TASK STATEMENT:
Reproduce the whole listing, character for character.

MATERIAL:
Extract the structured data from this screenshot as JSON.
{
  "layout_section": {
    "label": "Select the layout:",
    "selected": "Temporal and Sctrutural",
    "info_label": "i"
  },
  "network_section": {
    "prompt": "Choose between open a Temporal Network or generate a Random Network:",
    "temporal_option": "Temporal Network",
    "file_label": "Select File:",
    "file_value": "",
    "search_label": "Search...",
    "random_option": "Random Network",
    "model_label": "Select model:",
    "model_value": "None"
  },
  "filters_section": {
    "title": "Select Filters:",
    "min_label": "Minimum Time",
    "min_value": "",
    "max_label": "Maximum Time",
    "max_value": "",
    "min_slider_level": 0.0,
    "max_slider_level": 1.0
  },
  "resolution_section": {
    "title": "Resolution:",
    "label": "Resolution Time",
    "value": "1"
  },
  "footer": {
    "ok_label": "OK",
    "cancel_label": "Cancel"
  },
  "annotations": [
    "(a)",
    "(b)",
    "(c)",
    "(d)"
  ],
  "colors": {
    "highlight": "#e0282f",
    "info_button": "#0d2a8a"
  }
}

WRITTEN RESPONSE:
Extract the structured data from this screenshot as JSON.
{
  "layout_section": {
    "label": "Select the layout:",
    "selected": "Temporal and Sctrutural",
    "info_label": "i"
  },
  "network_section": {
    "prompt": "Choose between open a Temporal Network or generate a Random Network:",
    "temporal_option": "Temporal Network",
    "file_label": "Select File:",
    "file_value": "",
    "search_label": "Search...",
    "random_option": "Random Network",
    "model_label": "Select model:",
    "model_value": "None"
  },
  "filters_section": {
    "title": "Select Filters:",
    "min_label": "Minimum Time",
    "min_value": "",
    "max_label": "Maximum Time",
    "max_value": "",
    "min_slider_level": 0.0,
    "max_slider_level": 1.0
  },
  "resolution_section": {
    "title": "Resolution:",
    "label": "Resolution Time",
    "value": "1"
  },
  "footer": {
    "ok_label": "OK",
    "cancel_label": "Cancel"
  },
  "annotations": [
    "(a)",
    "(b)",
    "(c)",
    "(d)"
  ],
  "colors": {
    "highlight": "#e0282f",
    "info_button": "#0d2a8a"
  }
}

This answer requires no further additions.